From the listing below, pull out every line where the string "Source" appears.

[Stored data entries]
□ □ □ □ □ □ □

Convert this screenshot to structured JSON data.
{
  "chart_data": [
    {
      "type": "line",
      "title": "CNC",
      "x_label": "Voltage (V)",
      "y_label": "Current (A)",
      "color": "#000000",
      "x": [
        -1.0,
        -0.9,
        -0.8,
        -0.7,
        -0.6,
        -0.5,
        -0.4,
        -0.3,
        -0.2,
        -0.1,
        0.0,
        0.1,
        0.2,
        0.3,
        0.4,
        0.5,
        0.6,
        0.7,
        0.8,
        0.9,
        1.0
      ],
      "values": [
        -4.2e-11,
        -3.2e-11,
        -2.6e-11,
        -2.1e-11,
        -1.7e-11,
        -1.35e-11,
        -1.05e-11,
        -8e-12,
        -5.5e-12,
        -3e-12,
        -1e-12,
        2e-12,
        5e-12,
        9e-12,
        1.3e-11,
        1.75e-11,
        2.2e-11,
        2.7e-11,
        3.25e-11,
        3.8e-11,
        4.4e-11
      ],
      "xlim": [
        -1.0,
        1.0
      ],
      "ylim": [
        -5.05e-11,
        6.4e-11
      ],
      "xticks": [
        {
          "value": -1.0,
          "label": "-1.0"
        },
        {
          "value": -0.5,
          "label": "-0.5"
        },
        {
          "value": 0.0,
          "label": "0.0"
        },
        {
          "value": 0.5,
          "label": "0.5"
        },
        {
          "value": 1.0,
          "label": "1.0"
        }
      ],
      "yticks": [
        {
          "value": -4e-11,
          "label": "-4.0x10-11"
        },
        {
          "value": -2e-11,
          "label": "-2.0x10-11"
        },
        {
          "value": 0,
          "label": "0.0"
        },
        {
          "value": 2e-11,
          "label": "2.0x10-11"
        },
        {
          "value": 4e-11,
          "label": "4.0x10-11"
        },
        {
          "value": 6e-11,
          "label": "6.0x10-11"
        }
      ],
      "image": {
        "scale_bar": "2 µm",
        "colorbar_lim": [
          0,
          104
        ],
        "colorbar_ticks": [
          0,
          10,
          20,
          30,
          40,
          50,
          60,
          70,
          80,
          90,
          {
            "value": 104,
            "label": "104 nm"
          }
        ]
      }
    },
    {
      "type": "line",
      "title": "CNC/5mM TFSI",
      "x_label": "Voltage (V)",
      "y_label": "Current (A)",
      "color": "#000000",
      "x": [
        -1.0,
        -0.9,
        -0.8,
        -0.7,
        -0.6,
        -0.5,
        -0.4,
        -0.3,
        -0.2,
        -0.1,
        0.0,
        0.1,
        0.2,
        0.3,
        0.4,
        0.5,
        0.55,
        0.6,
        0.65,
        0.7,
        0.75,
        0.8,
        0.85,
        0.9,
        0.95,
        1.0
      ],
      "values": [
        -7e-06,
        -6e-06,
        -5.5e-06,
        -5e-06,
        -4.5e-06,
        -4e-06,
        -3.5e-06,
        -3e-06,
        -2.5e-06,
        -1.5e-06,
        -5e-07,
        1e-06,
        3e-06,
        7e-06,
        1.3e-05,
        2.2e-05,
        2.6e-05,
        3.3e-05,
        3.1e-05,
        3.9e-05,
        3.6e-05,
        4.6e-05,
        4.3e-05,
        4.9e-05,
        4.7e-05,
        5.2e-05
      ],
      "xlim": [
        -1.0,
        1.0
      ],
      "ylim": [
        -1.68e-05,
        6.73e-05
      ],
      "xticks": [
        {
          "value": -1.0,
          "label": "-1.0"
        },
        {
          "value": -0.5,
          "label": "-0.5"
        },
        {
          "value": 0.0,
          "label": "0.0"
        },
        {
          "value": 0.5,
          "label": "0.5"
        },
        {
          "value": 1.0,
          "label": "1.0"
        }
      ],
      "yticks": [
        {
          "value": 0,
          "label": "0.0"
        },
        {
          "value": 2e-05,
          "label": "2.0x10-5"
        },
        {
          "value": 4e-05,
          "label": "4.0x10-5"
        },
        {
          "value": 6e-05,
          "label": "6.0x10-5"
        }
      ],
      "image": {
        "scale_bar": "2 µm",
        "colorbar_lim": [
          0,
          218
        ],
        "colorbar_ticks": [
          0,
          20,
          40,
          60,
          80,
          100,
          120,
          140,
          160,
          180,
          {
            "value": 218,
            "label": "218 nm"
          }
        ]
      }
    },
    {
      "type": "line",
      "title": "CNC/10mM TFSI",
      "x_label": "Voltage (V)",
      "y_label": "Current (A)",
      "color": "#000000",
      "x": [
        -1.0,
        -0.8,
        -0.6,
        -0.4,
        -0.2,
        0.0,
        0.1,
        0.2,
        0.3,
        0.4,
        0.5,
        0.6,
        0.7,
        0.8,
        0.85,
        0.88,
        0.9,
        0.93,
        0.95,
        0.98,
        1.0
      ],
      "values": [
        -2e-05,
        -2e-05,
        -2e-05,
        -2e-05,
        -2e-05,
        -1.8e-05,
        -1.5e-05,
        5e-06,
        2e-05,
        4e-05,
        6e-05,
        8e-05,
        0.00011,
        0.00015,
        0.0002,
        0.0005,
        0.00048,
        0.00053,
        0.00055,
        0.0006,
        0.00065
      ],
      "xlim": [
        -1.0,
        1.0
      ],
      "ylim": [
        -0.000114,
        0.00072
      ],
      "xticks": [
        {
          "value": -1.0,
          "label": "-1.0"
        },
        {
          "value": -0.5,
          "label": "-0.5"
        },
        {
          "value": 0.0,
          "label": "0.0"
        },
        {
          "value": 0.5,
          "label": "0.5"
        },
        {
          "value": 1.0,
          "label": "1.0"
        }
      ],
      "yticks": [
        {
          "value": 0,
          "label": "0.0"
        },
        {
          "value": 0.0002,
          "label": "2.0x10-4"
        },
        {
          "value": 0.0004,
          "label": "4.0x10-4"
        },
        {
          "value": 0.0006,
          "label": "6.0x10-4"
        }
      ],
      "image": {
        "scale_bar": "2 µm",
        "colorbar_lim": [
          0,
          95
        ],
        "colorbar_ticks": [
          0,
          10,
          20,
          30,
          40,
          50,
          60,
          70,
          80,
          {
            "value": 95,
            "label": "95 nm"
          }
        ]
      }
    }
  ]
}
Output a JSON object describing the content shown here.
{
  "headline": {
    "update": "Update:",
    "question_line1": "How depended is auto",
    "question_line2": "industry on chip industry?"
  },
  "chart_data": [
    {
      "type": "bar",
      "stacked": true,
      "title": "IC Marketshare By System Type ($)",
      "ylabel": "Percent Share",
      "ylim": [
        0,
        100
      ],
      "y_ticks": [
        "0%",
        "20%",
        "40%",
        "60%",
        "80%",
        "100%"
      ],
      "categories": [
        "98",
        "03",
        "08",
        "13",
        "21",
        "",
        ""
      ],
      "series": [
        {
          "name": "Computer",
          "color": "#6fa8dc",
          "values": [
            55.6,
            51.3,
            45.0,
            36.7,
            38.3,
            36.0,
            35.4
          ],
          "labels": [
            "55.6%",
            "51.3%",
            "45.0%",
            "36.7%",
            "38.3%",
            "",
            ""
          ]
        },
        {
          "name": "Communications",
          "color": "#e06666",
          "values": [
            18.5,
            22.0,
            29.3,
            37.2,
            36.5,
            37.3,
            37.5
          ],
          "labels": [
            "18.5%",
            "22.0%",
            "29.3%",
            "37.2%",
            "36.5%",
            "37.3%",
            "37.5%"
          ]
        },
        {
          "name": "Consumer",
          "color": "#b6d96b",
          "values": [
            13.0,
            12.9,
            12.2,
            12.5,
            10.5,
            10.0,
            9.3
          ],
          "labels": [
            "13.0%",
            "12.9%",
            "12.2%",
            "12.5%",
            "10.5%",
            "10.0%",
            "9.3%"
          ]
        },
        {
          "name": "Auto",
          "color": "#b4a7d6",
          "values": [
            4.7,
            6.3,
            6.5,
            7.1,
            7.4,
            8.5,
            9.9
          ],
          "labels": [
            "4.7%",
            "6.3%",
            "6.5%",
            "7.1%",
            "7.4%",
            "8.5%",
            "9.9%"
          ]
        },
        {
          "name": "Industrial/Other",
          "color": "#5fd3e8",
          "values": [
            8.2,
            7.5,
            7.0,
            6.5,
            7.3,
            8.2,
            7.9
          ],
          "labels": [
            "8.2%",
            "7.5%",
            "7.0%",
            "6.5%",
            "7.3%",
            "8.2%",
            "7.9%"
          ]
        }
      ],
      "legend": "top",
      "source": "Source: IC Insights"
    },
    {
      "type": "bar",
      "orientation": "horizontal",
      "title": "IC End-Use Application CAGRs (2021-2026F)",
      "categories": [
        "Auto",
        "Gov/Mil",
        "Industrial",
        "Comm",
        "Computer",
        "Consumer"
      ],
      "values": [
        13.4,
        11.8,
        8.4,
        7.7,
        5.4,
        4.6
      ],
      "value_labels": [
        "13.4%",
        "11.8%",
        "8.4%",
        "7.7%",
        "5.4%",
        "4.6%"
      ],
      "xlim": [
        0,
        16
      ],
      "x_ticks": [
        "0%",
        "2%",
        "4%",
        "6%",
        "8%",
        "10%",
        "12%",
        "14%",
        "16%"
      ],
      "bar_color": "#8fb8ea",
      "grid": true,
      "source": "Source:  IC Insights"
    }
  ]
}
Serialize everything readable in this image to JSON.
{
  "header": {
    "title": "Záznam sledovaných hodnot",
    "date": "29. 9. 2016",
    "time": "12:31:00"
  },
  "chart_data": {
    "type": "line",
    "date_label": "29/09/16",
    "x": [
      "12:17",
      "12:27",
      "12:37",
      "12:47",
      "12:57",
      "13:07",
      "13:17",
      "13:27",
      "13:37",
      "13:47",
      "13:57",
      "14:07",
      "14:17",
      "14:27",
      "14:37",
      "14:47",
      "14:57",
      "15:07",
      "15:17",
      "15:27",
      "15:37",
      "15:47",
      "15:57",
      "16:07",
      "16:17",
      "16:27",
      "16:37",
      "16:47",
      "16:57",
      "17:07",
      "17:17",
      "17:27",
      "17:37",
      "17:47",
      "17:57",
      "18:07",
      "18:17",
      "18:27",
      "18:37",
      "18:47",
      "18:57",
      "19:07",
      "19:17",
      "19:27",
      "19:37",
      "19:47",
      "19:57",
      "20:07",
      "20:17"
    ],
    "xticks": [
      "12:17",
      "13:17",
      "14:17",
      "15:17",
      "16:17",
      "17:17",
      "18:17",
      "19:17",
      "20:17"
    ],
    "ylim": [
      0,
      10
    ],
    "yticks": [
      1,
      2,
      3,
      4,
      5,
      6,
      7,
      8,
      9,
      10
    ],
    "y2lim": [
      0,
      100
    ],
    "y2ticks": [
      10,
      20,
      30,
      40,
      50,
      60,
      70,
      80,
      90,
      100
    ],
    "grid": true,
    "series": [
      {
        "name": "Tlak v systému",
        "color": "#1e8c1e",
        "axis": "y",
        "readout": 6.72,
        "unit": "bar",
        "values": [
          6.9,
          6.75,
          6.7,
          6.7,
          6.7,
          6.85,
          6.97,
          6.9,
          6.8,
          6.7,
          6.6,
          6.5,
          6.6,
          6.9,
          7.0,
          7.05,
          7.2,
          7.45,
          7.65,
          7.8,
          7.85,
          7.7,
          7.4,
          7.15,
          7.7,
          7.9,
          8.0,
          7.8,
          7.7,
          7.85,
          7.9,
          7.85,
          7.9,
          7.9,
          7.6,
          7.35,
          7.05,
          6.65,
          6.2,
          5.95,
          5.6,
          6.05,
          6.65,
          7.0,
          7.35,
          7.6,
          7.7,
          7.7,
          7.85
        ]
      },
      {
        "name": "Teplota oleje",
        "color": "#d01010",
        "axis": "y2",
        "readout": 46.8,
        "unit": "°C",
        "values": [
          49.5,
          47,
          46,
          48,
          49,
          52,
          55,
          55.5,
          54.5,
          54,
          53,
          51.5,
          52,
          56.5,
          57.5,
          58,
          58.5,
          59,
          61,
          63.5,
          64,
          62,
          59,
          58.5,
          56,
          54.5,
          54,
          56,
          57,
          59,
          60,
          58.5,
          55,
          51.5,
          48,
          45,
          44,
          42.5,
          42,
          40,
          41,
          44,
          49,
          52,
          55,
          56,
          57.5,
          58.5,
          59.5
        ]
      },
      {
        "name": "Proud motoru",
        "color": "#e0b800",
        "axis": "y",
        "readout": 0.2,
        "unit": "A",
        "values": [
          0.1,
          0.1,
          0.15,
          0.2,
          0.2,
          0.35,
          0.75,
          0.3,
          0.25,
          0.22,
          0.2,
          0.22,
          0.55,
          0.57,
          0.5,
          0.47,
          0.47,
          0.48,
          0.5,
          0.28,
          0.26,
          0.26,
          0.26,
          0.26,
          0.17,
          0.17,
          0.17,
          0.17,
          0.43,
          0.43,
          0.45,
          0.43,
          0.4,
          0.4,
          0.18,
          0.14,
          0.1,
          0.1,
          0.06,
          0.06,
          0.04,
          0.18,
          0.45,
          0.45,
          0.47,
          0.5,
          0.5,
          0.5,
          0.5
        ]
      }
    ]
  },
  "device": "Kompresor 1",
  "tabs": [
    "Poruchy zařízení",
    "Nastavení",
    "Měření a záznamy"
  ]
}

□ □ □ □ □ □ □

**Written solution**
      "source": "Source: IC Insights"
      "source": "Source:  IC Insights"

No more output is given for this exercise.